PROBLEM STATEMENT: Identify every line in the records below that contains the word "likes", and reproduce each one.

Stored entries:
········
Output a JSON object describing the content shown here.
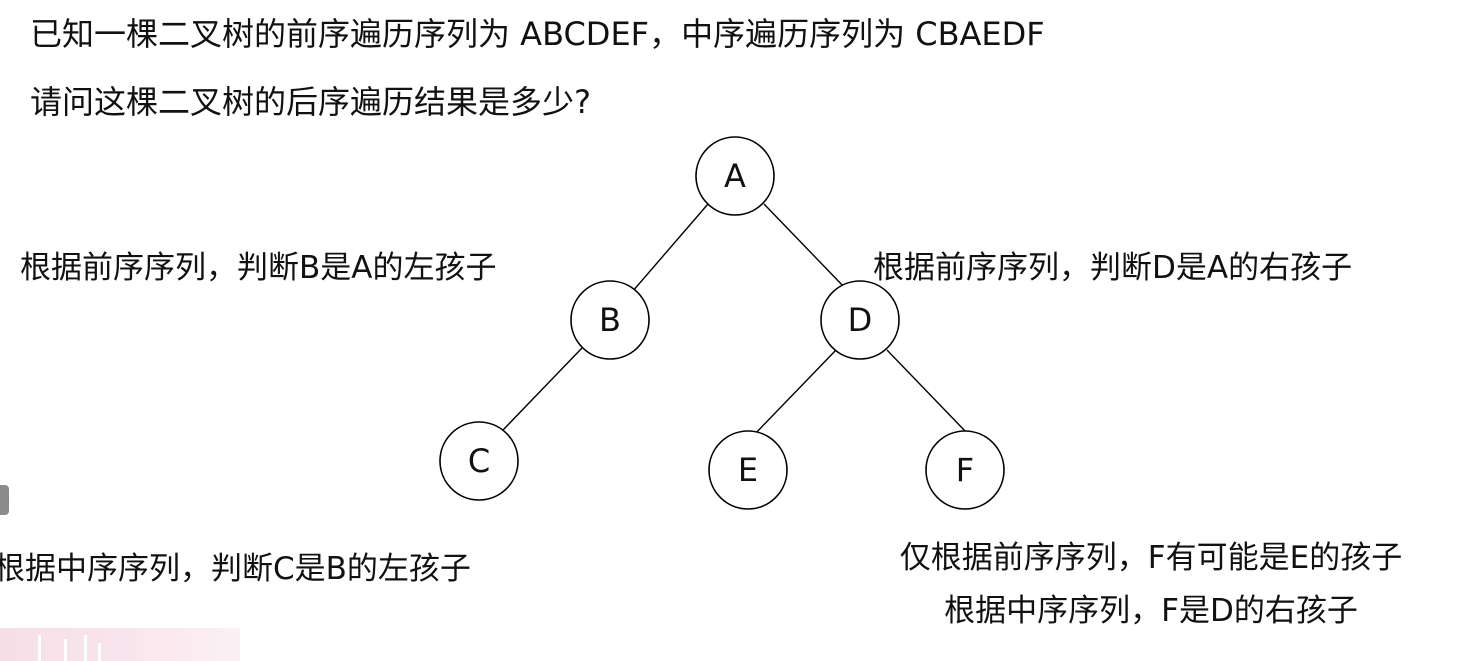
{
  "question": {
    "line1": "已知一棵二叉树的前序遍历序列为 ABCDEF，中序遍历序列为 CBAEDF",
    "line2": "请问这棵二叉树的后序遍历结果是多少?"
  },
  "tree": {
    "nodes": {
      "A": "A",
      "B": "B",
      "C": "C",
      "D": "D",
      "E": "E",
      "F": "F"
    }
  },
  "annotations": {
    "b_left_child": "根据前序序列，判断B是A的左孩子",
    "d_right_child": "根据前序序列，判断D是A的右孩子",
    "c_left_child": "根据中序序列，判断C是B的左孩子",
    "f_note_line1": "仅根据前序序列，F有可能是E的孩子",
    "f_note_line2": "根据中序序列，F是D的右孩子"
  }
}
········
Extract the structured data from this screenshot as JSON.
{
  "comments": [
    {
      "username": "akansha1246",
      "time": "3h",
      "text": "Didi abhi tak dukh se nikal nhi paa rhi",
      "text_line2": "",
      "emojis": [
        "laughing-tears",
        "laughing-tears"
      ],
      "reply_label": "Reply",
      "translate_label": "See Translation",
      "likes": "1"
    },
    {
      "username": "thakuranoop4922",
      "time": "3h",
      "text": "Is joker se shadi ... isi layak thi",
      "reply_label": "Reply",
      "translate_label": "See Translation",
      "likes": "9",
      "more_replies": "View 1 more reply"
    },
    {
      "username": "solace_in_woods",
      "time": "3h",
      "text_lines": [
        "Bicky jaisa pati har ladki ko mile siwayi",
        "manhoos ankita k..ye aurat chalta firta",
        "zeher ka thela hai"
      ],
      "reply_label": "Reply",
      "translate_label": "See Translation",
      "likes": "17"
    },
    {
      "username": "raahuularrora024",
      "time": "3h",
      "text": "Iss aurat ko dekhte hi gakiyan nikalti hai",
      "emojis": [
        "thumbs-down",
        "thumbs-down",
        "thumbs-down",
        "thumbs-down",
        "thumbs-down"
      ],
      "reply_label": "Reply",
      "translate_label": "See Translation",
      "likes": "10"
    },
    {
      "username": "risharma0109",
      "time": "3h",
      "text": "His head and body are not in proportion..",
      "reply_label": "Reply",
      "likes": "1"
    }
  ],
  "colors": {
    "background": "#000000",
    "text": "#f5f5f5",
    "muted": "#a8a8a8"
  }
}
········
EXERCISE SOLUTION:
      "likes": "1"
      "likes": "9",
      "likes": "17"
      "likes": "10"
      "likes": "1"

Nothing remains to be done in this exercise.